-- Task requirements --
Work through the material below line by line and say how many lines include the word "ответов". Only the number, please.

-- Records shown --
§ §
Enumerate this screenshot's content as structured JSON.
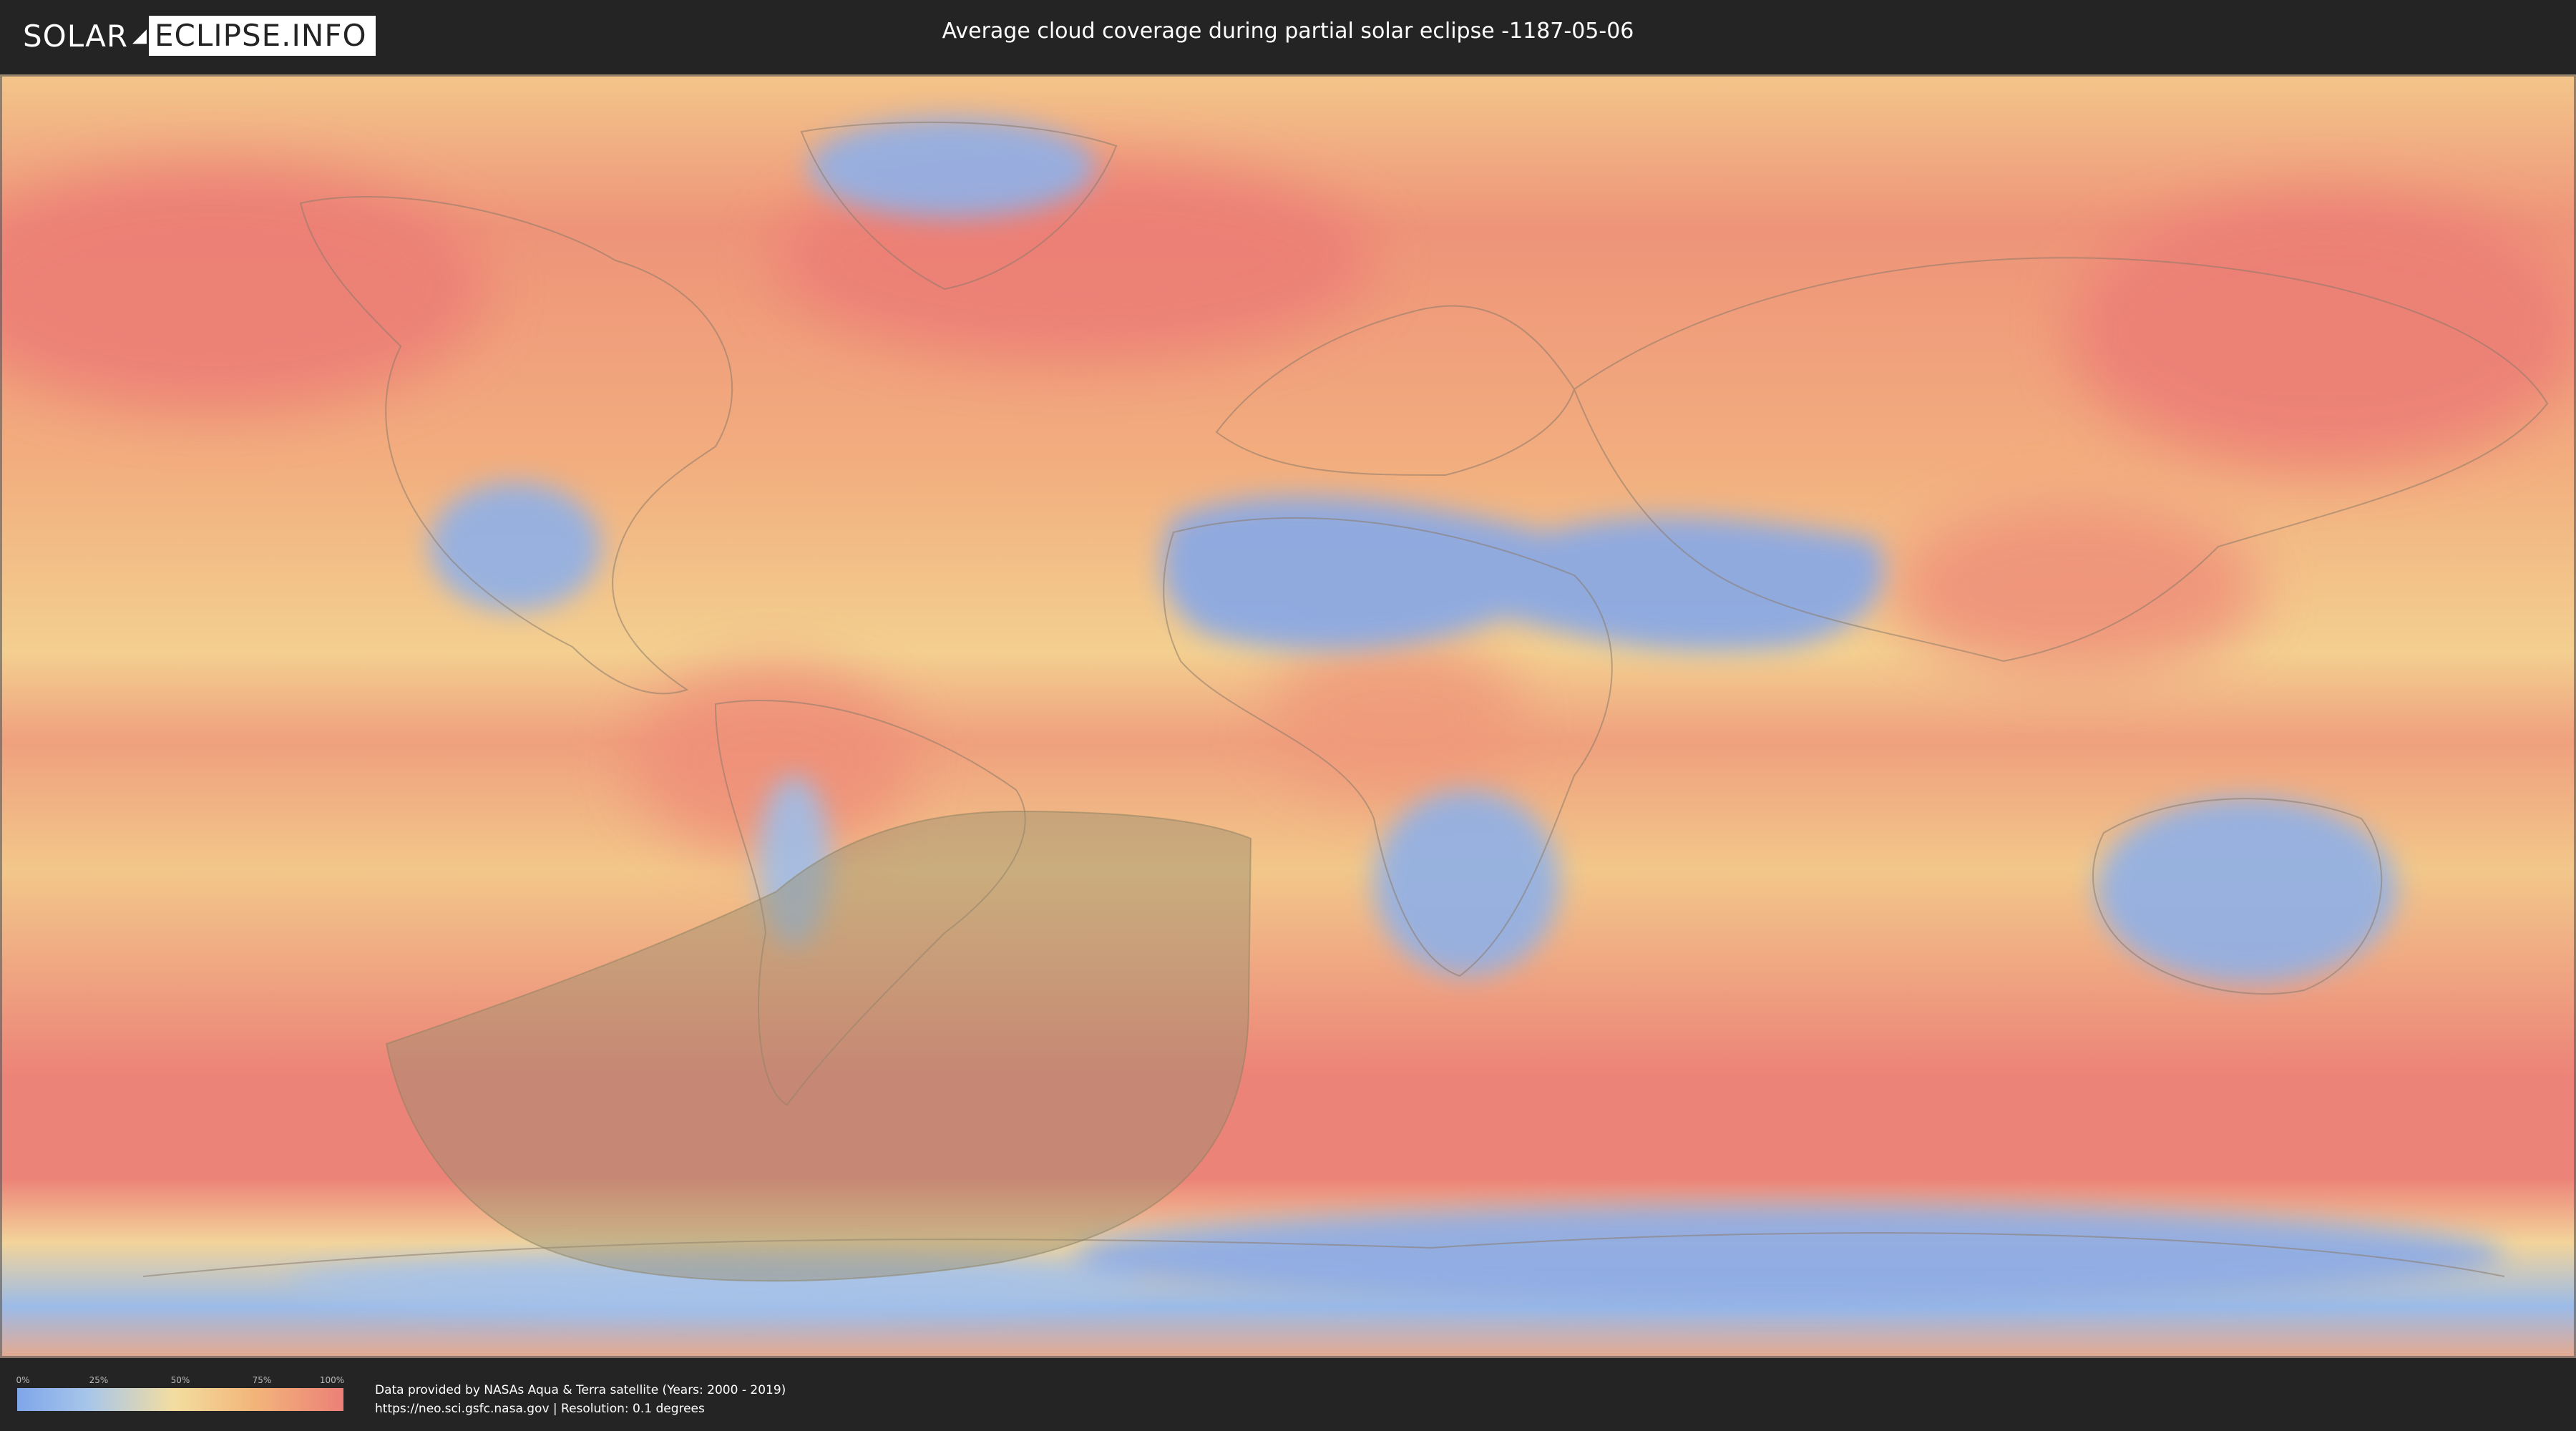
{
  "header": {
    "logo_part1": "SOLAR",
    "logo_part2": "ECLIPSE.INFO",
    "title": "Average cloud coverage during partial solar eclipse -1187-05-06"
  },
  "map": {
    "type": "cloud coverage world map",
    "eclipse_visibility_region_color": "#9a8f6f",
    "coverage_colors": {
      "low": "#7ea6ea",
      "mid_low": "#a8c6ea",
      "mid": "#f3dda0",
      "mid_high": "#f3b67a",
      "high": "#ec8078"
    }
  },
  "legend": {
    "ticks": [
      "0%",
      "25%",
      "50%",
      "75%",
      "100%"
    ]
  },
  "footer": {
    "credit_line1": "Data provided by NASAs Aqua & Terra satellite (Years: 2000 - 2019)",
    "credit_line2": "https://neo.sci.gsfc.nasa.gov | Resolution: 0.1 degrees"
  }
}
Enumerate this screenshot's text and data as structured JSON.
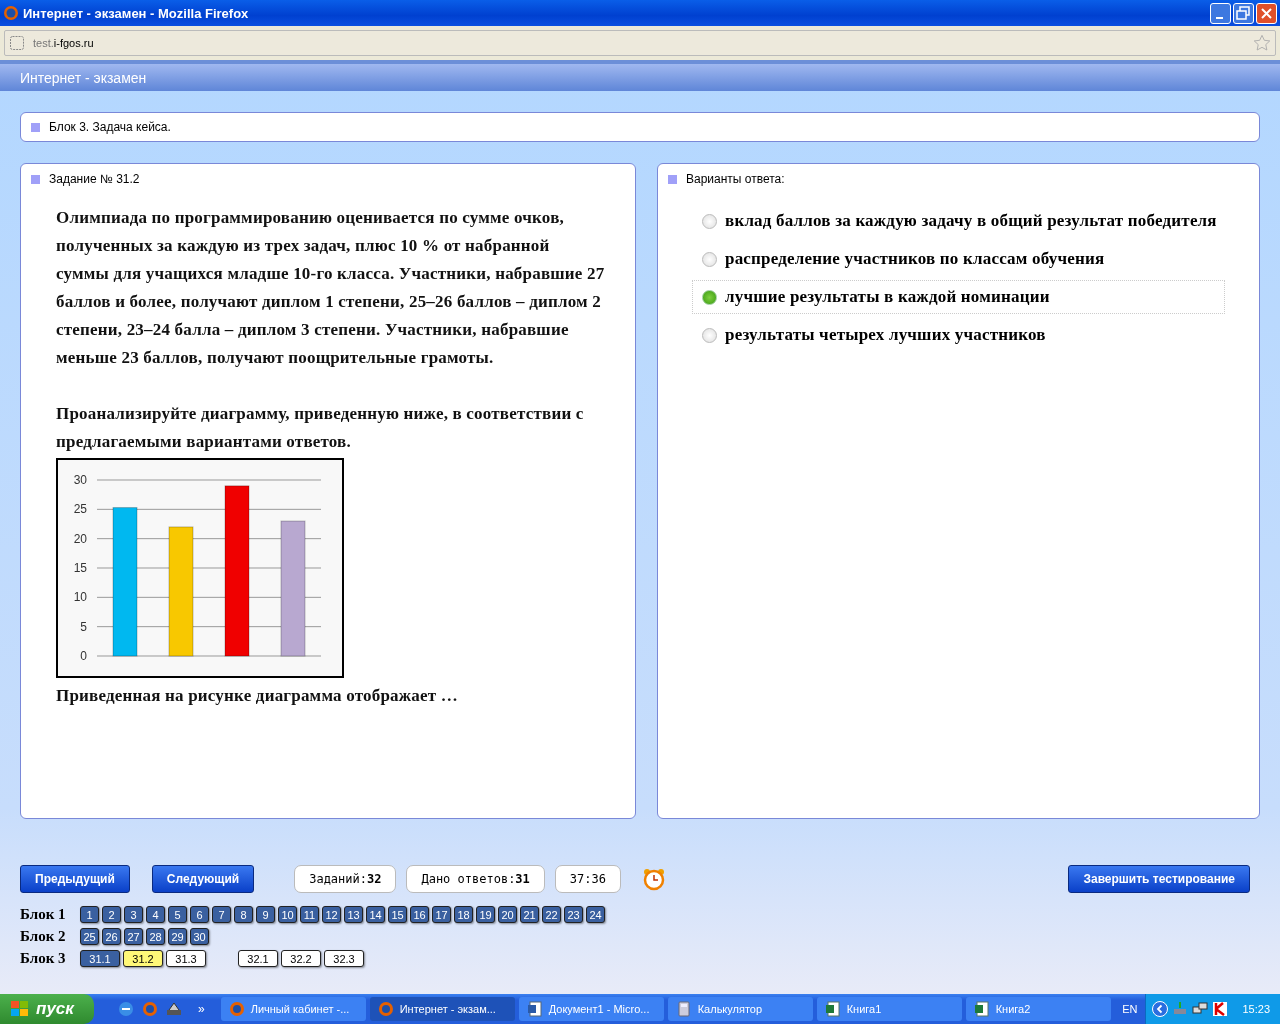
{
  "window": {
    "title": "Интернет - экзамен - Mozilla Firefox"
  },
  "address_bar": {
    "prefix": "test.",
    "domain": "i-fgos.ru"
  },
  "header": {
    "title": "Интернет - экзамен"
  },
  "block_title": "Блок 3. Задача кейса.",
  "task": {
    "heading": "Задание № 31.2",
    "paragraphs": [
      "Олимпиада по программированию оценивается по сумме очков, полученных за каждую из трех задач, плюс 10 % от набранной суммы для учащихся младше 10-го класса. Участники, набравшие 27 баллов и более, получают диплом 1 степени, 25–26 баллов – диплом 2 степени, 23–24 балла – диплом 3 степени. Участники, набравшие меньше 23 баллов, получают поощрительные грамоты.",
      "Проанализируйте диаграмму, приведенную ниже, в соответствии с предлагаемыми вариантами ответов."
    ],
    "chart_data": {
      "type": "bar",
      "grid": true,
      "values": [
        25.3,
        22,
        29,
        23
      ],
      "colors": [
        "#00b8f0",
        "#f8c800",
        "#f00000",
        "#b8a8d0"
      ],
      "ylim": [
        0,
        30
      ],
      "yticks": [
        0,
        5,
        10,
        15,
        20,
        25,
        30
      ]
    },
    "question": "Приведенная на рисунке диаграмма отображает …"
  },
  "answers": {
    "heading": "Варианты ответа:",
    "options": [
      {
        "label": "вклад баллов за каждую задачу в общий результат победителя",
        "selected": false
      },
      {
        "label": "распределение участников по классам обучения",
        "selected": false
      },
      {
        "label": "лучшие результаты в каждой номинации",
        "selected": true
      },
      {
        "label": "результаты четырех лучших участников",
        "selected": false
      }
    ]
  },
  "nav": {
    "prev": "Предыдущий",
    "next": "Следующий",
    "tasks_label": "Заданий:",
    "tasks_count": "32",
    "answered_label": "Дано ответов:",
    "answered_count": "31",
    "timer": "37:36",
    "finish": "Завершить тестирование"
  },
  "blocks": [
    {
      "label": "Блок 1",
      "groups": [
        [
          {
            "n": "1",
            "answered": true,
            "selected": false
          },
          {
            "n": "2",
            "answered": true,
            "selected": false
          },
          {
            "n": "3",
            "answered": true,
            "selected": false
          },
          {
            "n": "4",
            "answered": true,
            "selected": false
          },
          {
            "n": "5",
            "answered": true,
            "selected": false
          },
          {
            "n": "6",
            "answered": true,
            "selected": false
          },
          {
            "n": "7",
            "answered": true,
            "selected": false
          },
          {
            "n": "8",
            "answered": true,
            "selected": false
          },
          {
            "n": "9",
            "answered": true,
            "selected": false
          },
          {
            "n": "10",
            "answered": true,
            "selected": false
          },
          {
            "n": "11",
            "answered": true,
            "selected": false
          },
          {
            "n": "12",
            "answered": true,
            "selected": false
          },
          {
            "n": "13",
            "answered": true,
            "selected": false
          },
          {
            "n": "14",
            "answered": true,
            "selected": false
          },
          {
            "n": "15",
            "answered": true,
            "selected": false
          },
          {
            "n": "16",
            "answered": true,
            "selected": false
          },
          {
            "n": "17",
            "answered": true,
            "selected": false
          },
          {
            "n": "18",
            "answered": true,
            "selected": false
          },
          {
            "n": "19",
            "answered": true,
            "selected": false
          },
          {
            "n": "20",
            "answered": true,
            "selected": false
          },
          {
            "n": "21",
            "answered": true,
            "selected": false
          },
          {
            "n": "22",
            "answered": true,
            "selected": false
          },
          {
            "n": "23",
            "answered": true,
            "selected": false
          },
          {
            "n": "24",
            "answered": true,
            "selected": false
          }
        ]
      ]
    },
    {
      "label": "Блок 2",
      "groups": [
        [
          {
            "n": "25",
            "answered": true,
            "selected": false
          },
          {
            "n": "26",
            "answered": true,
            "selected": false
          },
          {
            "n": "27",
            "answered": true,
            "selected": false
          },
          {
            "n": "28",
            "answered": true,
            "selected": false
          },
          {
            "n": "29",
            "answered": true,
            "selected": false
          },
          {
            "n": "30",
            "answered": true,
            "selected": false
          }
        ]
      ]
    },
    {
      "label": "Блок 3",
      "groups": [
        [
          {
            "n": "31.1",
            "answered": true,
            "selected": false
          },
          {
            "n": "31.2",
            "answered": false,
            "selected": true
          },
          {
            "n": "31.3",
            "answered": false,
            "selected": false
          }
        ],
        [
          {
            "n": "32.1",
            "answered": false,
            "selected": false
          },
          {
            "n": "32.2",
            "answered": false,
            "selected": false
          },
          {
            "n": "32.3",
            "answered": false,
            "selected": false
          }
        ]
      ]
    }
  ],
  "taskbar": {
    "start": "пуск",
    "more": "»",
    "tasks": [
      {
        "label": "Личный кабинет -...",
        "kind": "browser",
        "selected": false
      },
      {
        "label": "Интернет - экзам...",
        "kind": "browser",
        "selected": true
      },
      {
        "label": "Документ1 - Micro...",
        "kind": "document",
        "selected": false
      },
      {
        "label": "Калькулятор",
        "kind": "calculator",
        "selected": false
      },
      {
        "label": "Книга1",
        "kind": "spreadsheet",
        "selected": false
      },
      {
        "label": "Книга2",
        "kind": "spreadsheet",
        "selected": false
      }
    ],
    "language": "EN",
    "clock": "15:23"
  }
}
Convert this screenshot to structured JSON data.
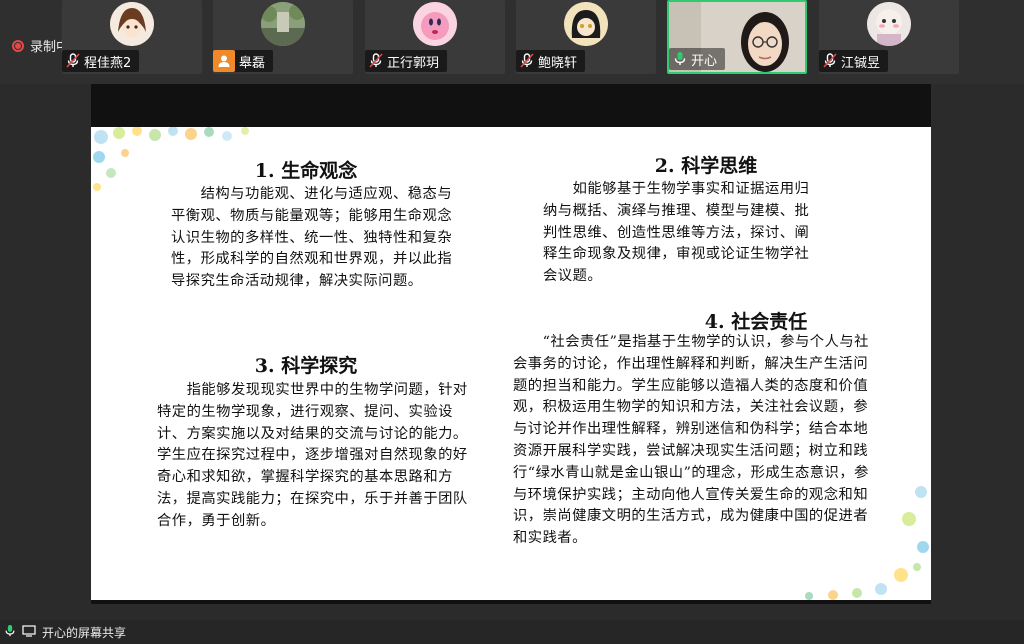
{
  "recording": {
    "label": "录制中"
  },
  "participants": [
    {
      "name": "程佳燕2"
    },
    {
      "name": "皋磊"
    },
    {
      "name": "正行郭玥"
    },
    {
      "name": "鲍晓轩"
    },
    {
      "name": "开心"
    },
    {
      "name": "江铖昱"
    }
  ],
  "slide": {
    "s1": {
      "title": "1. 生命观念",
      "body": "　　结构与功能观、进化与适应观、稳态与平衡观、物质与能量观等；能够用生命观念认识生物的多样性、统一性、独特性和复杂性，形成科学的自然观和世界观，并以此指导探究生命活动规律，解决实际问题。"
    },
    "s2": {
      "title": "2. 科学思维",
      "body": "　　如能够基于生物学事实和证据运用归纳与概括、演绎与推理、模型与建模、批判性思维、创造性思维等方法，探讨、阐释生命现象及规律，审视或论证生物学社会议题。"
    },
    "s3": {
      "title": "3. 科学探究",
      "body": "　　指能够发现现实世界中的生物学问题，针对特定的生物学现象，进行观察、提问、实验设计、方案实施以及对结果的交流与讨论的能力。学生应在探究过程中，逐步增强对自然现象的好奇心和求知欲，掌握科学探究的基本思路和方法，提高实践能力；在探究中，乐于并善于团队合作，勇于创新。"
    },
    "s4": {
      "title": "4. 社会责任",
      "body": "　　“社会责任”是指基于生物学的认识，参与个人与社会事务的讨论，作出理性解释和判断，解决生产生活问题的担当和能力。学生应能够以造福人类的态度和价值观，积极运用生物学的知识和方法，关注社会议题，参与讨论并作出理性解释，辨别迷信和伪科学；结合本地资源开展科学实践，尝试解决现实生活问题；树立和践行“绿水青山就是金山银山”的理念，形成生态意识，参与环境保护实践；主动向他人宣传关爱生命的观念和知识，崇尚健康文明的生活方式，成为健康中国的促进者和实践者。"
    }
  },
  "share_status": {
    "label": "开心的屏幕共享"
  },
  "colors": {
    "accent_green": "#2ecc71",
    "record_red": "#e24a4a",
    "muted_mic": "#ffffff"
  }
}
§ §
-- The reply --
2